─── Exercise input ───

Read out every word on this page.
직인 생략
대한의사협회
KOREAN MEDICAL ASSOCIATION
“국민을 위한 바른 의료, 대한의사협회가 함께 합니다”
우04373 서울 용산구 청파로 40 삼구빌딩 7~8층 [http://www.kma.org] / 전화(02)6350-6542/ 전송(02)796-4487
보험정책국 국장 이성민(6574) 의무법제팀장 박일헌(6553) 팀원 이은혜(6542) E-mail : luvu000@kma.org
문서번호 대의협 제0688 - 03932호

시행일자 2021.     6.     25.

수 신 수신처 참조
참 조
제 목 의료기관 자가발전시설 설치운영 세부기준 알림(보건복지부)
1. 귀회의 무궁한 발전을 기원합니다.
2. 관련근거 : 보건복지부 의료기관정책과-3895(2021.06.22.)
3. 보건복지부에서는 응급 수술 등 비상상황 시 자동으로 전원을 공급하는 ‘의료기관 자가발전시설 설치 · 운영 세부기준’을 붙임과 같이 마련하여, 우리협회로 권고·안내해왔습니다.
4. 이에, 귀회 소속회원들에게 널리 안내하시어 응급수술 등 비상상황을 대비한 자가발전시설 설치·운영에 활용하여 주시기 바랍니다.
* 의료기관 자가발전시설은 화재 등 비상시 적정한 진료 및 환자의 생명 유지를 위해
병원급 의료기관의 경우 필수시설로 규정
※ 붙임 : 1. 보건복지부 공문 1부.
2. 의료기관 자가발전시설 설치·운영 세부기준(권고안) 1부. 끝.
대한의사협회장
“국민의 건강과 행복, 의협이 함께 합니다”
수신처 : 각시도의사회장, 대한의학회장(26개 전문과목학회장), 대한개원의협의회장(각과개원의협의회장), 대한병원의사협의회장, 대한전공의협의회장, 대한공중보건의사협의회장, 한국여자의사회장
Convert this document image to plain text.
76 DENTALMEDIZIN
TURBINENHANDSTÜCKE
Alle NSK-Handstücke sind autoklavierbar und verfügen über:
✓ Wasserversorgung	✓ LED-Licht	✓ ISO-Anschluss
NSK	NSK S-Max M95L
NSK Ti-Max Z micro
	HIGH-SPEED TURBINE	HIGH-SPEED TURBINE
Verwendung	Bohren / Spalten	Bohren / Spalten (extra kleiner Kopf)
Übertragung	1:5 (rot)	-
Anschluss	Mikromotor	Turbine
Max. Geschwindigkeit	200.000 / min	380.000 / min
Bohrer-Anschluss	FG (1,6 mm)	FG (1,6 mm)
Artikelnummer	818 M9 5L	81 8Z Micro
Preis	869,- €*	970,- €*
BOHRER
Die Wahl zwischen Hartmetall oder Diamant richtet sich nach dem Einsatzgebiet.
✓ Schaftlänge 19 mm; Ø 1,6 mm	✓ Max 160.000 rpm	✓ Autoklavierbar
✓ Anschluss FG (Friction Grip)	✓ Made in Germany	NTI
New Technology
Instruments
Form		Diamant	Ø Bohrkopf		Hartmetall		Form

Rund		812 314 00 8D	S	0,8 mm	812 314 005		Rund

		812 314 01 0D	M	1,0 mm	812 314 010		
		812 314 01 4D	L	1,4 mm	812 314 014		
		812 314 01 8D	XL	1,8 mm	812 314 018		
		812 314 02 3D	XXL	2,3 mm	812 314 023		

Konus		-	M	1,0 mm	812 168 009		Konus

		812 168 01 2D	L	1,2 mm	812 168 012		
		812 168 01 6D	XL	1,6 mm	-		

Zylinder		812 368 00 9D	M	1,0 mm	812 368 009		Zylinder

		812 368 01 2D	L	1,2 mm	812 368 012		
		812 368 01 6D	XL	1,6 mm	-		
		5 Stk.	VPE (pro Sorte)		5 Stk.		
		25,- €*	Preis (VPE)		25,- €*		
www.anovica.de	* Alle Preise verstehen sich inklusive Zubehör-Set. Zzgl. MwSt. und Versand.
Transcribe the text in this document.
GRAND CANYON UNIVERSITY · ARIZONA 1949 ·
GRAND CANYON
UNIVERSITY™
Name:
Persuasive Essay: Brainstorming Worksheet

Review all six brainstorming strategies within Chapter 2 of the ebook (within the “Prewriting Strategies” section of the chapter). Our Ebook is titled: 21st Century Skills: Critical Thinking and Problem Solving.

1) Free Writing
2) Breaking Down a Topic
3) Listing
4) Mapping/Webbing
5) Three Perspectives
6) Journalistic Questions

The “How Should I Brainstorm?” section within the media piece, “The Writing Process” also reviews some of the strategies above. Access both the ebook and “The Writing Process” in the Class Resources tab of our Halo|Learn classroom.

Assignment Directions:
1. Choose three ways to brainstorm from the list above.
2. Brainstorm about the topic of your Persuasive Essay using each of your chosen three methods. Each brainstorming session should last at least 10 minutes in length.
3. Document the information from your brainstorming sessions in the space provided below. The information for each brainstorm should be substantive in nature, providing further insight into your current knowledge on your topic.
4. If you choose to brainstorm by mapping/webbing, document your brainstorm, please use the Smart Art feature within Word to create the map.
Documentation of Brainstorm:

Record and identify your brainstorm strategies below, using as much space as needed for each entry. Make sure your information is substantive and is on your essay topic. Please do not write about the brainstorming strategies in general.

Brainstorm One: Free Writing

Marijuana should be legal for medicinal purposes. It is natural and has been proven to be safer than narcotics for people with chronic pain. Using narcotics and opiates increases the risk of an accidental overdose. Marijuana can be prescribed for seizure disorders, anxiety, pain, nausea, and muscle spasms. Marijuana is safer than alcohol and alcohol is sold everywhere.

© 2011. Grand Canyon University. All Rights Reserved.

───

Task prompt: Write out all of the records above exactly as they appear.

Result of the task:
Read out every word on this page.
직인 생략
대한의사협회
KOREAN MEDICAL ASSOCIATION
“국민을 위한 바른 의료, 대한의사협회가 함께 합니다”
우04373 서울 용산구 청파로 40 삼구빌딩 7~8층 [http://www.kma.org] / 전화(02)6350-6542/ 전송(02)796-4487
보험정책국 국장 이성민(6574) 의무법제팀장 박일헌(6553) 팀원 이은혜(6542) E-mail : luvu000@kma.org
문서번호 대의협 제0688 - 03932호

시행일자 2021.     6.     25.

수 신 수신처 참조
참 조
제 목 의료기관 자가발전시설 설치운영 세부기준 알림(보건복지부)
1. 귀회의 무궁한 발전을 기원합니다.
2. 관련근거 : 보건복지부 의료기관정책과-3895(2021.06.22.)
3. 보건복지부에서는 응급 수술 등 비상상황 시 자동으로 전원을 공급하는 ‘의료기관 자가발전시설 설치 · 운영 세부기준’을 붙임과 같이 마련하여, 우리협회로 권고·안내해왔습니다.
4. 이에, 귀회 소속회원들에게 널리 안내하시어 응급수술 등 비상상황을 대비한 자가발전시설 설치·운영에 활용하여 주시기 바랍니다.
* 의료기관 자가발전시설은 화재 등 비상시 적정한 진료 및 환자의 생명 유지를 위해
병원급 의료기관의 경우 필수시설로 규정
※ 붙임 : 1. 보건복지부 공문 1부.
2. 의료기관 자가발전시설 설치·운영 세부기준(권고안) 1부. 끝.
대한의사협회장
“국민의 건강과 행복, 의협이 함께 합니다”
수신처 : 각시도의사회장, 대한의학회장(26개 전문과목학회장), 대한개원의협의회장(각과개원의협의회장), 대한병원의사협의회장, 대한전공의협의회장, 대한공중보건의사협의회장, 한국여자의사회장
Convert this document image to plain text.
76 DENTALMEDIZIN
TURBINENHANDSTÜCKE
Alle NSK-Handstücke sind autoklavierbar und verfügen über:
✓ Wasserversorgung	✓ LED-Licht	✓ ISO-Anschluss
NSK	NSK S-Max M95L
NSK Ti-Max Z micro
	HIGH-SPEED TURBINE	HIGH-SPEED TURBINE
Verwendung	Bohren / Spalten	Bohren / Spalten (extra kleiner Kopf)
Übertragung	1:5 (rot)	-
Anschluss	Mikromotor	Turbine
Max. Geschwindigkeit	200.000 / min	380.000 / min
Bohrer-Anschluss	FG (1,6 mm)	FG (1,6 mm)
Artikelnummer	818 M9 5L	81 8Z Micro
Preis	869,- €*	970,- €*
BOHRER
Die Wahl zwischen Hartmetall oder Diamant richtet sich nach dem Einsatzgebiet.
✓ Schaftlänge 19 mm; Ø 1,6 mm	✓ Max 160.000 rpm	✓ Autoklavierbar
✓ Anschluss FG (Friction Grip)	✓ Made in Germany	NTI
New Technology
Instruments
Form		Diamant	Ø Bohrkopf		Hartmetall		Form

Rund		812 314 00 8D	S	0,8 mm	812 314 005		Rund

		812 314 01 0D	M	1,0 mm	812 314 010		
		812 314 01 4D	L	1,4 mm	812 314 014		
		812 314 01 8D	XL	1,8 mm	812 314 018		
		812 314 02 3D	XXL	2,3 mm	812 314 023		

Konus		-	M	1,0 mm	812 168 009		Konus

		812 168 01 2D	L	1,2 mm	812 168 012		
		812 168 01 6D	XL	1,6 mm	-		

Zylinder		812 368 00 9D	M	1,0 mm	812 368 009		Zylinder

		812 368 01 2D	L	1,2 mm	812 368 012		
		812 368 01 6D	XL	1,6 mm	-		
		5 Stk.	VPE (pro Sorte)		5 Stk.		
		25,- €*	Preis (VPE)		25,- €*		
www.anovica.de	* Alle Preise verstehen sich inklusive Zubehör-Set. Zzgl. MwSt. und Versand.
Transcribe the text in this document.
GRAND CANYON UNIVERSITY · ARIZONA 1949 ·
GRAND CANYON
UNIVERSITY™
Name:
Persuasive Essay: Brainstorming Worksheet

Review all six brainstorming strategies within Chapter 2 of the ebook (within the “Prewriting Strategies” section of the chapter). Our Ebook is titled: 21st Century Skills: Critical Thinking and Problem Solving.

1) Free Writing
2) Breaking Down a Topic
3) Listing
4) Mapping/Webbing
5) Three Perspectives
6) Journalistic Questions

The “How Should I Brainstorm?” section within the media piece, “The Writing Process” also reviews some of the strategies above. Access both the ebook and “The Writing Process” in the Class Resources tab of our Halo|Learn classroom.

Assignment Directions:
1. Choose three ways to brainstorm from the list above.
2. Brainstorm about the topic of your Persuasive Essay using each of your chosen three methods. Each brainstorming session should last at least 10 minutes in length.
3. Document the information from your brainstorming sessions in the space provided below. The information for each brainstorm should be substantive in nature, providing further insight into your current knowledge on your topic.
4. If you choose to brainstorm by mapping/webbing, document your brainstorm, please use the Smart Art feature within Word to create the map.
Documentation of Brainstorm:

Record and identify your brainstorm strategies below, using as much space as needed for each entry. Make sure your information is substantive and is on your essay topic. Please do not write about the brainstorming strategies in general.

Brainstorm One: Free Writing

Marijuana should be legal for medicinal purposes. It is natural and has been proven to be safer than narcotics for people with chronic pain. Using narcotics and opiates increases the risk of an accidental overdose. Marijuana can be prescribed for seizure disorders, anxiety, pain, nausea, and muscle spasms. Marijuana is safer than alcohol and alcohol is sold everywhere.

© 2011. Grand Canyon University. All Rights Reserved.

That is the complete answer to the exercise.